Stored items from a collection:
----

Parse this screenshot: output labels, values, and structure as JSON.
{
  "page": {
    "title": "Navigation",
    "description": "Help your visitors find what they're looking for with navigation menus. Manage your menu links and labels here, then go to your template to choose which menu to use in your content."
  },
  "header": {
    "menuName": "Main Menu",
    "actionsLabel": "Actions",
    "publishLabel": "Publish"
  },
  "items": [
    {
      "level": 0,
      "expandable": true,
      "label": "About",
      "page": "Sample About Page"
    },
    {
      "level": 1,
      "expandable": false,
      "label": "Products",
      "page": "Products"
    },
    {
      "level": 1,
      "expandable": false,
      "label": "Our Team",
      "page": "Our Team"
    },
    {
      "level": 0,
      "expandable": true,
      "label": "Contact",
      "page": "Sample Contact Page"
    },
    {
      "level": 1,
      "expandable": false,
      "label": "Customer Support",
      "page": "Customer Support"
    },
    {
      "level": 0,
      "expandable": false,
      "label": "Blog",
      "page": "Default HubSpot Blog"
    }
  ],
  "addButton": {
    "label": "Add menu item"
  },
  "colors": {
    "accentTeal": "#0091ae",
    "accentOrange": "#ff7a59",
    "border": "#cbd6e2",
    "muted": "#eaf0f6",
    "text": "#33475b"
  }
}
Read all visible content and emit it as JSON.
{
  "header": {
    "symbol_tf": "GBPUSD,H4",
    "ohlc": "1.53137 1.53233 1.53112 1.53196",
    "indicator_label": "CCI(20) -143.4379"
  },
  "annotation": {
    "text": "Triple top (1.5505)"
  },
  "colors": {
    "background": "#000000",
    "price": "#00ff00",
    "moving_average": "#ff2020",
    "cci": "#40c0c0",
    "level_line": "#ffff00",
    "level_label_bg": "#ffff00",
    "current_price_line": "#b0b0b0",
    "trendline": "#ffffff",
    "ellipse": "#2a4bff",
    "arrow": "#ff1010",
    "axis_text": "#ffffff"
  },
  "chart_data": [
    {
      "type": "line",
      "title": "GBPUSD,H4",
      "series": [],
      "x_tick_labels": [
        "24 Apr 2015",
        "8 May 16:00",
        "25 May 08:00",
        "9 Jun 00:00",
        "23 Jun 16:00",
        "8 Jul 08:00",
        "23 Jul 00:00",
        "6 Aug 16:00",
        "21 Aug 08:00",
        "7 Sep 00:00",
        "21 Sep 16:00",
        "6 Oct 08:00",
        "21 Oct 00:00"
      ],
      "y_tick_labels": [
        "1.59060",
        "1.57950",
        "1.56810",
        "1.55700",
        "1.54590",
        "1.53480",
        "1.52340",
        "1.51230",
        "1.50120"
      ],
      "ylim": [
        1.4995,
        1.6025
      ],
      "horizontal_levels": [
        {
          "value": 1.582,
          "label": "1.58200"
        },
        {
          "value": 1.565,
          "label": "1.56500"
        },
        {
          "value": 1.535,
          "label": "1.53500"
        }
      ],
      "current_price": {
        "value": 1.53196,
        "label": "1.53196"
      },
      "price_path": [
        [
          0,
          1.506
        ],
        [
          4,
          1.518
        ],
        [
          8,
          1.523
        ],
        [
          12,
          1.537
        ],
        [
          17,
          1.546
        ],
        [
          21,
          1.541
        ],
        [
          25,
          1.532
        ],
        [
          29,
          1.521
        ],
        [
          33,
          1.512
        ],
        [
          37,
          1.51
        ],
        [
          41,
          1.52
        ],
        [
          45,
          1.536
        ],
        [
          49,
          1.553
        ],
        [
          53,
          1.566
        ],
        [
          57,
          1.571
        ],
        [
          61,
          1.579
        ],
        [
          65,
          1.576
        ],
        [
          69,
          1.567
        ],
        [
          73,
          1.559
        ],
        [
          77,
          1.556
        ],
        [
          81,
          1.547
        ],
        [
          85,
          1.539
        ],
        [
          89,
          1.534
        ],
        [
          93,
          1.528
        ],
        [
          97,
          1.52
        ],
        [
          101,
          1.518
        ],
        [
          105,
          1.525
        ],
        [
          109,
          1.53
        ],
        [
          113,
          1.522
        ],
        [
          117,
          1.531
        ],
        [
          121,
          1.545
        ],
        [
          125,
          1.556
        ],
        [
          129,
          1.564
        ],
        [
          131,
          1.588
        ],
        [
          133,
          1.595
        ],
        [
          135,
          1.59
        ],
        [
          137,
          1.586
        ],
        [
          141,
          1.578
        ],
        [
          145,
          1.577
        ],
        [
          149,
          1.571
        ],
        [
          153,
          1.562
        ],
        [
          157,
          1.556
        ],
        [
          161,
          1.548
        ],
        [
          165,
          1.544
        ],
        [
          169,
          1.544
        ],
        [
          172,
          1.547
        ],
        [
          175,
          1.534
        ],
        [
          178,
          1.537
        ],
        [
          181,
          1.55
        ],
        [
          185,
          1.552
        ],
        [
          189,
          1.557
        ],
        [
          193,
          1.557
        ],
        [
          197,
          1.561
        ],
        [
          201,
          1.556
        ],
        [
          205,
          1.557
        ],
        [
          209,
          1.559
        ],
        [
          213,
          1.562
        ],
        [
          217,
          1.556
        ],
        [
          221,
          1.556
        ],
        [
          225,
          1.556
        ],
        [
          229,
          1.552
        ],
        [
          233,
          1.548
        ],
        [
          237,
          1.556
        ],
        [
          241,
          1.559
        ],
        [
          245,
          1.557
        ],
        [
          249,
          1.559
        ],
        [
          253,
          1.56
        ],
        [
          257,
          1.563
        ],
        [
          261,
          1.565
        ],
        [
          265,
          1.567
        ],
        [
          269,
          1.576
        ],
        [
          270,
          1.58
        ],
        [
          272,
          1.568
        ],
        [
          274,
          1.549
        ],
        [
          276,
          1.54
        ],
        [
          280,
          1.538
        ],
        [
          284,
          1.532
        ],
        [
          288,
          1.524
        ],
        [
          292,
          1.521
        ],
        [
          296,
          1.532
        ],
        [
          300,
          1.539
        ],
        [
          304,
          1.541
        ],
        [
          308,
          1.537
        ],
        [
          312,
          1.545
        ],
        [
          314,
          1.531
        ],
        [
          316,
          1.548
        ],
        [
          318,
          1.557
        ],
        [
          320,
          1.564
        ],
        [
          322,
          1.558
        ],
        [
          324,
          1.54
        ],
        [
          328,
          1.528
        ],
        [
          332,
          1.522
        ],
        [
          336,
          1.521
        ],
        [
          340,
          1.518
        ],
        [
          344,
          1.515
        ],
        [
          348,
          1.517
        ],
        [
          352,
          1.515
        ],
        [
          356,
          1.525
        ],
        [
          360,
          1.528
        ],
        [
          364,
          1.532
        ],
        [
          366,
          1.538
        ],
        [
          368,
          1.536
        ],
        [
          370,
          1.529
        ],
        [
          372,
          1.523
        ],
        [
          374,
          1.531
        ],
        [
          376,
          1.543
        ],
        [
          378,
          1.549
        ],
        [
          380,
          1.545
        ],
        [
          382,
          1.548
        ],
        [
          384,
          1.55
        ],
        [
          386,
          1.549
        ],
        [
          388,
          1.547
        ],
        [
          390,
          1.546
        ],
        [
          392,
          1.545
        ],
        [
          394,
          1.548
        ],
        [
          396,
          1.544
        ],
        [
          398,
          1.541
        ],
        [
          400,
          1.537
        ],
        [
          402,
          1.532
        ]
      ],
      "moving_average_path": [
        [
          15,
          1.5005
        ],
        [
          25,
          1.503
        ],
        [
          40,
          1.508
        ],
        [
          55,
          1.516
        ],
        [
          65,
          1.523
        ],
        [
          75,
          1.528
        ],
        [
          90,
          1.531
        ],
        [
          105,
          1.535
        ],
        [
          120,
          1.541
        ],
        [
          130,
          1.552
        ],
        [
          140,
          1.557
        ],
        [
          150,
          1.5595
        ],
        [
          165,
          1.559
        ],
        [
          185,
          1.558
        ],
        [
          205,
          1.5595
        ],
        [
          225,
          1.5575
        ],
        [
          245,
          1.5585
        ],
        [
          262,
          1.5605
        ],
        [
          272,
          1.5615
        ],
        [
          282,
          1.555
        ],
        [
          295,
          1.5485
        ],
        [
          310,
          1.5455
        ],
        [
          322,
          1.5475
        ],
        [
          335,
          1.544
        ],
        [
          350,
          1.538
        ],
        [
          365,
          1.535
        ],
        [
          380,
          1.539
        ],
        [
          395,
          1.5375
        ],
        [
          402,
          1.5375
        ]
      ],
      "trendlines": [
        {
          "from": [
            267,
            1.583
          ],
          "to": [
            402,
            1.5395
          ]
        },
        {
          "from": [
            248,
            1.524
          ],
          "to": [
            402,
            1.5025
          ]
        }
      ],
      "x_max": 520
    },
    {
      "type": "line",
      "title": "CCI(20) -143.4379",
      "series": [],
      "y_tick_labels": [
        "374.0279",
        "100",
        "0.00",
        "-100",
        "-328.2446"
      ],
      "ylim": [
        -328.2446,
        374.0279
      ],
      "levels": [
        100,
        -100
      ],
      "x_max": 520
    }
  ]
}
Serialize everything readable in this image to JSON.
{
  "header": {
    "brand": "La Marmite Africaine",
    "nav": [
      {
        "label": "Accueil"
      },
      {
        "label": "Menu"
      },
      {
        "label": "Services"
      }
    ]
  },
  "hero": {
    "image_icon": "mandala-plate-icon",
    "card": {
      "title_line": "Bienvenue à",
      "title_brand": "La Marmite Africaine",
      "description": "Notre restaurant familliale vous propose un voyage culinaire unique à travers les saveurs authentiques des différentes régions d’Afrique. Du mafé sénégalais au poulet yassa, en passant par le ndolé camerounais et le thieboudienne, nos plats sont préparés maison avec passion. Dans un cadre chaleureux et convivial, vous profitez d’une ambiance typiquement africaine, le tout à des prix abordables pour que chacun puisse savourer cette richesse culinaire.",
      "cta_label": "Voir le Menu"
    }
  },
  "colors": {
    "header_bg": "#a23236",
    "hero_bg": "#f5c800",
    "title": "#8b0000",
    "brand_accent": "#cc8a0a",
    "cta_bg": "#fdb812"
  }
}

----

WHAT YOU SHOULD DO: Find how many lines of the material carry the string "Blog". Only the number should be in the answer.

TASK RESPONSE: 2